#### [PROBLEM TO WORK ON]
Filter for the word "клетки" and keep each matching line.

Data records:
..............................

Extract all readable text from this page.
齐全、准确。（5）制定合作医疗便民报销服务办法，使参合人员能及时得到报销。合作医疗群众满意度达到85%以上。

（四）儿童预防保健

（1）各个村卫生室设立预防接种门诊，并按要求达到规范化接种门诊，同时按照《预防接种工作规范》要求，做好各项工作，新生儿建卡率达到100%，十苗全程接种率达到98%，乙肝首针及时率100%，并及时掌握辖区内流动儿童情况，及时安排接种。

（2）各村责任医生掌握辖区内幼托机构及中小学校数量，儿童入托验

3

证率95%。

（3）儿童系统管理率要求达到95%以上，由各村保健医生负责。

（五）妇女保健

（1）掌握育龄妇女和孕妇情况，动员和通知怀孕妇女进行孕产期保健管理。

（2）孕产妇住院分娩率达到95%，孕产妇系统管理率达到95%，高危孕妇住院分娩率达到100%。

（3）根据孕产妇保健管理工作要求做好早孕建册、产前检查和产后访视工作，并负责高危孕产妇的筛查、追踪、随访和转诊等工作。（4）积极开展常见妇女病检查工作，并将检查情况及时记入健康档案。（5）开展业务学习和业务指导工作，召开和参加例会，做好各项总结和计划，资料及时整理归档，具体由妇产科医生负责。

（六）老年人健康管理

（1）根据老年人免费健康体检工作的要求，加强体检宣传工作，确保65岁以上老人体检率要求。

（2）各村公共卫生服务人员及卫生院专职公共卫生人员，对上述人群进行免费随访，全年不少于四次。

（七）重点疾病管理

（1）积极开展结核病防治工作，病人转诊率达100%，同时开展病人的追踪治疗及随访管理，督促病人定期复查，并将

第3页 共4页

..............................

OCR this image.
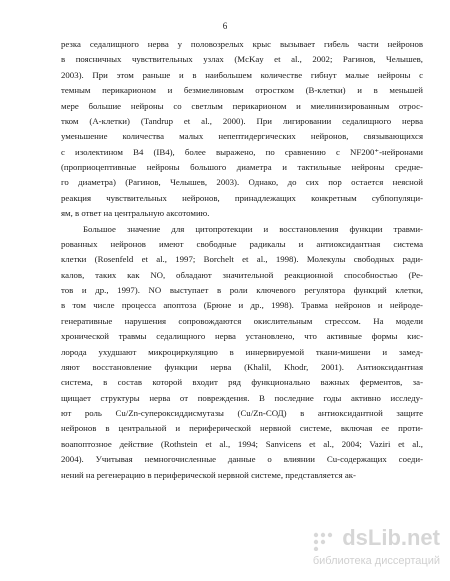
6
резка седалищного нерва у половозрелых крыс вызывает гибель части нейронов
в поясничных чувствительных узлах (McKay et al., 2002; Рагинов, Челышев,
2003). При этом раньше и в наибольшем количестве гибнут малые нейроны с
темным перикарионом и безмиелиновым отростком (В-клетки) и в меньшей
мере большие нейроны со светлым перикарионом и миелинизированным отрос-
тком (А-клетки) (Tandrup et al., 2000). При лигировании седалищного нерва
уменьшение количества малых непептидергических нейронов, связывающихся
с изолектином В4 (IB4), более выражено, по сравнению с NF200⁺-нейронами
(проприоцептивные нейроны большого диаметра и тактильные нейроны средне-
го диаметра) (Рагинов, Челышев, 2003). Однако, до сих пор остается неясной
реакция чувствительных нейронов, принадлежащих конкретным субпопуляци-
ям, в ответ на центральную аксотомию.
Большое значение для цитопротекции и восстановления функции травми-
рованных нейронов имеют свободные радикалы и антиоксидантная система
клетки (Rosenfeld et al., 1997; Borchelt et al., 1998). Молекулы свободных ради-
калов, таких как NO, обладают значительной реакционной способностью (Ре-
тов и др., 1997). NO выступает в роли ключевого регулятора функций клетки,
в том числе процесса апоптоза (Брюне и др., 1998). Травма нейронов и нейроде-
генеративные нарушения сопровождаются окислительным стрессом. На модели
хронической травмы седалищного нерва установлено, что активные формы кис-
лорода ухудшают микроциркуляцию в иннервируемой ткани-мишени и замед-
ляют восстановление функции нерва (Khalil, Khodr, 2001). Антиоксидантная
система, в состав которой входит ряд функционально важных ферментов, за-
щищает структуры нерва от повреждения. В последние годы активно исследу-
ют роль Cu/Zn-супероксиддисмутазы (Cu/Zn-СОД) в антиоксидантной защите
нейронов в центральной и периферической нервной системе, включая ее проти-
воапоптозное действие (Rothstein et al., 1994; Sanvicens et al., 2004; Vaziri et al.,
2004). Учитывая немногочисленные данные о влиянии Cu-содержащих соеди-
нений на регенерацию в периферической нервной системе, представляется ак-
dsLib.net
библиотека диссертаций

..............................

#### [SOLUTION]
темным перикарионом и безмиелиновым отростком (В-клетки) и в меньшей
тком (А-клетки) (Tandrup et al., 2000). При лигировании седалищного нерва
клетки (Rosenfeld et al., 1997; Borchelt et al., 1998). Молекулы свободных ради-
тов и др., 1997). NO выступает в роли ключевого регулятора функций клетки,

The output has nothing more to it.